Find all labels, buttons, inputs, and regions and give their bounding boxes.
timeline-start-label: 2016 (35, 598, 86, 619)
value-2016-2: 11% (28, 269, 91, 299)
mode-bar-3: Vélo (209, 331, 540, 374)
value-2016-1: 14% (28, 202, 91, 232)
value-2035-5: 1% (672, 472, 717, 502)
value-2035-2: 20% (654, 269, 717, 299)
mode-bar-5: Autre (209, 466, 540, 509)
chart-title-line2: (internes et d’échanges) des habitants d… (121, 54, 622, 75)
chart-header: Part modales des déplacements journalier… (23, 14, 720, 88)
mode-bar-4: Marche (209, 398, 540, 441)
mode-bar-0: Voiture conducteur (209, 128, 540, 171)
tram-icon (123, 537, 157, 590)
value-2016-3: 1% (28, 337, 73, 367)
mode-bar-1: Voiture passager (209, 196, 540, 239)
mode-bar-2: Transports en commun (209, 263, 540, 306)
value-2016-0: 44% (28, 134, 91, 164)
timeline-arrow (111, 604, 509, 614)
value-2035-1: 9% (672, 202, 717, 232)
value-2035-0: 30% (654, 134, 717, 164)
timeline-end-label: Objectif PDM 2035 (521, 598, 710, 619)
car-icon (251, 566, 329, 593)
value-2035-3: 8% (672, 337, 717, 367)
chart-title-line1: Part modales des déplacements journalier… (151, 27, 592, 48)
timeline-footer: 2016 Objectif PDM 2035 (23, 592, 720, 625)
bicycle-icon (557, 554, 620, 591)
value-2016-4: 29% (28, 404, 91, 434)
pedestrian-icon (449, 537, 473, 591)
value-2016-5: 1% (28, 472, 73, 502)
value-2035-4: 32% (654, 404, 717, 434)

:::::

■ What this task involves ■
Starting at the top of the records and going through the line with "mode-bar-4: Marche (209, 398, 540, 441)", write those lines out again, swapping "Vélo" for "Bicyclette" and leaving everything else the same.

■ Response to the task ■
Find all labels, buttons, inputs, and regions and give their bounding boxes.
timeline-start-label: 2016 (35, 598, 86, 619)
value-2016-2: 11% (28, 269, 91, 299)
mode-bar-3: Bicyclette (209, 331, 540, 374)
value-2016-1: 14% (28, 202, 91, 232)
value-2035-5: 1% (672, 472, 717, 502)
value-2035-2: 20% (654, 269, 717, 299)
mode-bar-5: Autre (209, 466, 540, 509)
chart-title-line2: (internes et d’échanges) des habitants d… (121, 54, 622, 75)
chart-header: Part modales des déplacements journalier… (23, 14, 720, 88)
mode-bar-4: Marche (209, 398, 540, 441)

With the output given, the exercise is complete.